::: MATERIALS PROVIDED
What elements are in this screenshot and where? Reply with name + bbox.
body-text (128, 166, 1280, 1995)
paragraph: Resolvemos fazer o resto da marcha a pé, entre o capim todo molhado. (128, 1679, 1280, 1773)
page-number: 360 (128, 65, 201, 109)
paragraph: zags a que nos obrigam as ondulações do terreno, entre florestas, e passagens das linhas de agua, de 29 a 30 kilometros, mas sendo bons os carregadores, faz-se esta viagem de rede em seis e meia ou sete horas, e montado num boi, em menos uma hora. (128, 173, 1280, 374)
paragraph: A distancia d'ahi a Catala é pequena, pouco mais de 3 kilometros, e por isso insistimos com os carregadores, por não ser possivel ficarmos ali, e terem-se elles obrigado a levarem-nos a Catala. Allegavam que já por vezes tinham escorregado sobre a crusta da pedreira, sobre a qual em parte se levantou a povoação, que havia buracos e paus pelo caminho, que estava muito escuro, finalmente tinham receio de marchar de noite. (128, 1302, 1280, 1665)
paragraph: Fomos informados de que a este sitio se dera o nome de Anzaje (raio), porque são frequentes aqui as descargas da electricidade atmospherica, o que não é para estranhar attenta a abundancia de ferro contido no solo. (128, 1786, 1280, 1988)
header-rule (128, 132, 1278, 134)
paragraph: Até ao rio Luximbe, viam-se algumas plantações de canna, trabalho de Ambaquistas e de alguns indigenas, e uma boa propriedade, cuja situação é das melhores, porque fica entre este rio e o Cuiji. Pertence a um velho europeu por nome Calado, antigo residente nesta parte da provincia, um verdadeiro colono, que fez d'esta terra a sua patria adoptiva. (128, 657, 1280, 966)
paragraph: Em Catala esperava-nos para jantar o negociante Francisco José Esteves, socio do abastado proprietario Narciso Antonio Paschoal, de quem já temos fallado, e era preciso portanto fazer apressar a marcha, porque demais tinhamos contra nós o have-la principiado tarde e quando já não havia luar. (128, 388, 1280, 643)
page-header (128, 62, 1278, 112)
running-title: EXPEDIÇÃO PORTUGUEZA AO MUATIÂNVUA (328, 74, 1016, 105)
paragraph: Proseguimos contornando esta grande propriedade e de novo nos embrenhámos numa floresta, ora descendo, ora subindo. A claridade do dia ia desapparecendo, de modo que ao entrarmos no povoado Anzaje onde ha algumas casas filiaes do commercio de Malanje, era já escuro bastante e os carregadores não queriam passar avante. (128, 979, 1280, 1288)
::::::
§ REQUIRED WORK
Show every line in the material above that contains the word "parte".

§ WRITTEN SOLUTION
paragraph: A distancia d'ahi a Catala é pequena, pouco mais de 3 kilometros, e por isso insistimos com os carregadores, por não ser possivel ficarmos ali, e terem-se elles obrigado a levarem-nos a Catala. Allegavam que já por vezes tinham escorregado sobre a crusta da pedreira, sobre a qual em parte se levantou a povoação, que havia buracos e paus pelo caminho, que estava muito escuro, finalmente tinham receio de marchar de noite. (128, 1302, 1280, 1665)
paragraph: Até ao rio Luximbe, viam-se algumas plantações de canna, trabalho de Ambaquistas e de alguns indigenas, e uma boa propriedade, cuja situação é das melhores, porque fica entre este rio e o Cuiji. Pertence a um velho europeu por nome Calado, antigo residente nesta parte da provincia, um verdadeiro colono, que fez d'esta terra a sua patria adoptiva. (128, 657, 1280, 966)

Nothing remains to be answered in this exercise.